# RECORDS FOR THIS TASK
====
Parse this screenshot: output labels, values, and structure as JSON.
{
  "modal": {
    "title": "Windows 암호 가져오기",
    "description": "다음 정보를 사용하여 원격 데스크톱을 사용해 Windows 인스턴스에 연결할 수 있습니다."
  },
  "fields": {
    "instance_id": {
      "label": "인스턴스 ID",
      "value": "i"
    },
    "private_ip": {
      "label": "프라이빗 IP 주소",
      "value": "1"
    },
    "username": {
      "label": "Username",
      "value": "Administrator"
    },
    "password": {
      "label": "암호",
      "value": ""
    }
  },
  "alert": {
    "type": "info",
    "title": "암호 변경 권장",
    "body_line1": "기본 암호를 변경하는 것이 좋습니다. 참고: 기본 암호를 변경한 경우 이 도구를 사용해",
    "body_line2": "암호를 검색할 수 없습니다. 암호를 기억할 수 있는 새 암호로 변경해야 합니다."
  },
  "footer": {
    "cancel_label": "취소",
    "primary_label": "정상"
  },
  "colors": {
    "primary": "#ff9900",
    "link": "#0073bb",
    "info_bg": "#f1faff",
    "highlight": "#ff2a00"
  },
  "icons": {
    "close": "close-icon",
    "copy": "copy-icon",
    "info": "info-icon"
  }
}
====
# THE PROBLEM
Nothing should be left out: repeat all of the data exactly.

# EXERCISE RESULT
Parse this screenshot: output labels, values, and structure as JSON.
{
  "modal": {
    "title": "Windows 암호 가져오기",
    "description": "다음 정보를 사용하여 원격 데스크톱을 사용해 Windows 인스턴스에 연결할 수 있습니다."
  },
  "fields": {
    "instance_id": {
      "label": "인스턴스 ID",
      "value": "i"
    },
    "private_ip": {
      "label": "프라이빗 IP 주소",
      "value": "1"
    },
    "username": {
      "label": "Username",
      "value": "Administrator"
    },
    "password": {
      "label": "암호",
      "value": ""
    }
  },
  "alert": {
    "type": "info",
    "title": "암호 변경 권장",
    "body_line1": "기본 암호를 변경하는 것이 좋습니다. 참고: 기본 암호를 변경한 경우 이 도구를 사용해",
    "body_line2": "암호를 검색할 수 없습니다. 암호를 기억할 수 있는 새 암호로 변경해야 합니다."
  },
  "footer": {
    "cancel_label": "취소",
    "primary_label": "정상"
  },
  "colors": {
    "primary": "#ff9900",
    "link": "#0073bb",
    "info_bg": "#f1faff",
    "highlight": "#ff2a00"
  },
  "icons": {
    "close": "close-icon",
    "copy": "copy-icon",
    "info": "info-icon"
  }
}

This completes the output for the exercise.